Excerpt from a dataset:
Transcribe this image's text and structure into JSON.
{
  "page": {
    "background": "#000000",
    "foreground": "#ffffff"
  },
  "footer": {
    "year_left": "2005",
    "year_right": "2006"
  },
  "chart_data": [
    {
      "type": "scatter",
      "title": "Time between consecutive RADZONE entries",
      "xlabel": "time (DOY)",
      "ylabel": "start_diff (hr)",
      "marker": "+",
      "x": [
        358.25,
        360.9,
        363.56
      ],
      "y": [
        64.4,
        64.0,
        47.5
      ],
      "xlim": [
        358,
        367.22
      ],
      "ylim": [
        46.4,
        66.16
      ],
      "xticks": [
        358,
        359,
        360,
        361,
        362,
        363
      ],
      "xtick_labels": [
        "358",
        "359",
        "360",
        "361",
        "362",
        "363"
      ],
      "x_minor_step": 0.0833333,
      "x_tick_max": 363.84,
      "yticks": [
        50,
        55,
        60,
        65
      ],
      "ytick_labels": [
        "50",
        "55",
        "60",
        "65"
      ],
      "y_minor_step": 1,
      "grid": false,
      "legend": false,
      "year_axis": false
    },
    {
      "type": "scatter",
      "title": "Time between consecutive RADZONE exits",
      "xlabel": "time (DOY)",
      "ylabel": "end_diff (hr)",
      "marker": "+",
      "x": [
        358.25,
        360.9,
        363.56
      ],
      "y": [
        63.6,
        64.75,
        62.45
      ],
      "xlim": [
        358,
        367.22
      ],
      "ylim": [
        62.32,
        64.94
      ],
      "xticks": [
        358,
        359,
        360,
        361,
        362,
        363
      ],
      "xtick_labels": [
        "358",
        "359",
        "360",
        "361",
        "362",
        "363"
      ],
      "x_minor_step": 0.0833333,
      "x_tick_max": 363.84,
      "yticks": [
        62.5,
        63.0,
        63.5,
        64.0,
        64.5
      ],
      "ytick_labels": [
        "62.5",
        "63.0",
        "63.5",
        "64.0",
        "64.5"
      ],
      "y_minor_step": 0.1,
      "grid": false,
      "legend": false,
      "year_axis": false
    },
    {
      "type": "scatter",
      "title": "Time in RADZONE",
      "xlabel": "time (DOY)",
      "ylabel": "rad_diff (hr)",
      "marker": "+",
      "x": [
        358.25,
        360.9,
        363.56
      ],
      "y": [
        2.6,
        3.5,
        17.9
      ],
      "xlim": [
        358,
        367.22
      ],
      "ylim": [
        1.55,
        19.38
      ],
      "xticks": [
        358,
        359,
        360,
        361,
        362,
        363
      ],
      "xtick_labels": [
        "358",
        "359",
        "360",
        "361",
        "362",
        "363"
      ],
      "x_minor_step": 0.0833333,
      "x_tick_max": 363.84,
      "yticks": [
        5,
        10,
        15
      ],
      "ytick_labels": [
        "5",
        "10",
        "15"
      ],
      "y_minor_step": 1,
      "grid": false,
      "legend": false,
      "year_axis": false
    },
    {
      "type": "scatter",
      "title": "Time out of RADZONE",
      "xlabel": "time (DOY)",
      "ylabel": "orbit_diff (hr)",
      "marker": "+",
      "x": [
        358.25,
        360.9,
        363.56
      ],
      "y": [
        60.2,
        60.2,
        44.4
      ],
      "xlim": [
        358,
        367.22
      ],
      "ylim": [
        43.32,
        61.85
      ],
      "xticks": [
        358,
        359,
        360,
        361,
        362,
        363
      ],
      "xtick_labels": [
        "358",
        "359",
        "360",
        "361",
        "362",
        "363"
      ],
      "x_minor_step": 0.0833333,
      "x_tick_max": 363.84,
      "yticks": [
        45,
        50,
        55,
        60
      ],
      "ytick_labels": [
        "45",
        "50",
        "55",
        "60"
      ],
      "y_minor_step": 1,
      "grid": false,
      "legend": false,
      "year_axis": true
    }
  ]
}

### The exercise
Return all the data exactly as given.

### Correct response
Transcribe this image's text and structure into JSON.
{
  "page": {
    "background": "#000000",
    "foreground": "#ffffff"
  },
  "footer": {
    "year_left": "2005",
    "year_right": "2006"
  },
  "chart_data": [
    {
      "type": "scatter",
      "title": "Time between consecutive RADZONE entries",
      "xlabel": "time (DOY)",
      "ylabel": "start_diff (hr)",
      "marker": "+",
      "x": [
        358.25,
        360.9,
        363.56
      ],
      "y": [
        64.4,
        64.0,
        47.5
      ],
      "xlim": [
        358,
        367.22
      ],
      "ylim": [
        46.4,
        66.16
      ],
      "xticks": [
        358,
        359,
        360,
        361,
        362,
        363
      ],
      "xtick_labels": [
        "358",
        "359",
        "360",
        "361",
        "362",
        "363"
      ],
      "x_minor_step": 0.0833333,
      "x_tick_max": 363.84,
      "yticks": [
        50,
        55,
        60,
        65
      ],
      "ytick_labels": [
        "50",
        "55",
        "60",
        "65"
      ],
      "y_minor_step": 1,
      "grid": false,
      "legend": false,
      "year_axis": false
    },
    {
      "type": "scatter",
      "title": "Time between consecutive RADZONE exits",
      "xlabel": "time (DOY)",
      "ylabel": "end_diff (hr)",
      "marker": "+",
      "x": [
        358.25,
        360.9,
        363.56
      ],
      "y": [
        63.6,
        64.75,
        62.45
      ],
      "xlim": [
        358,
        367.22
      ],
      "ylim": [
        62.32,
        64.94
      ],
      "xticks": [
        358,
        359,
        360,
        361,
        362,
        363
      ],
      "xtick_labels": [
        "358",
        "359",
        "360",
        "361",
        "362",
        "363"
      ],
      "x_minor_step": 0.0833333,
      "x_tick_max": 363.84,
      "yticks": [
        62.5,
        63.0,
        63.5,
        64.0,
        64.5
      ],
      "ytick_labels": [
        "62.5",
        "63.0",
        "63.5",
        "64.0",
        "64.5"
      ],
      "y_minor_step": 0.1,
      "grid": false,
      "legend": false,
      "year_axis": false
    },
    {
      "type": "scatter",
      "title": "Time in RADZONE",
      "xlabel": "time (DOY)",
      "ylabel": "rad_diff (hr)",
      "marker": "+",
      "x": [
        358.25,
        360.9,
        363.56
      ],
      "y": [
        2.6,
        3.5,
        17.9
      ],
      "xlim": [
        358,
        367.22
      ],
      "ylim": [
        1.55,
        19.38
      ],
      "xticks": [
        358,
        359,
        360,
        361,
        362,
        363
      ],
      "xtick_labels": [
        "358",
        "359",
        "360",
        "361",
        "362",
        "363"
      ],
      "x_minor_step": 0.0833333,
      "x_tick_max": 363.84,
      "yticks": [
        5,
        10,
        15
      ],
      "ytick_labels": [
        "5",
        "10",
        "15"
      ],
      "y_minor_step": 1,
      "grid": false,
      "legend": false,
      "year_axis": false
    },
    {
      "type": "scatter",
      "title": "Time out of RADZONE",
      "xlabel": "time (DOY)",
      "ylabel": "orbit_diff (hr)",
      "marker": "+",
      "x": [
        358.25,
        360.9,
        363.56
      ],
      "y": [
        60.2,
        60.2,
        44.4
      ],
      "xlim": [
        358,
        367.22
      ],
      "ylim": [
        43.32,
        61.85
      ],
      "xticks": [
        358,
        359,
        360,
        361,
        362,
        363
      ],
      "xtick_labels": [
        "358",
        "359",
        "360",
        "361",
        "362",
        "363"
      ],
      "x_minor_step": 0.0833333,
      "x_tick_max": 363.84,
      "yticks": [
        45,
        50,
        55,
        60
      ],
      "ytick_labels": [
        "45",
        "50",
        "55",
        "60"
      ],
      "y_minor_step": 1,
      "grid": false,
      "legend": false,
      "year_axis": true
    }
  ]
}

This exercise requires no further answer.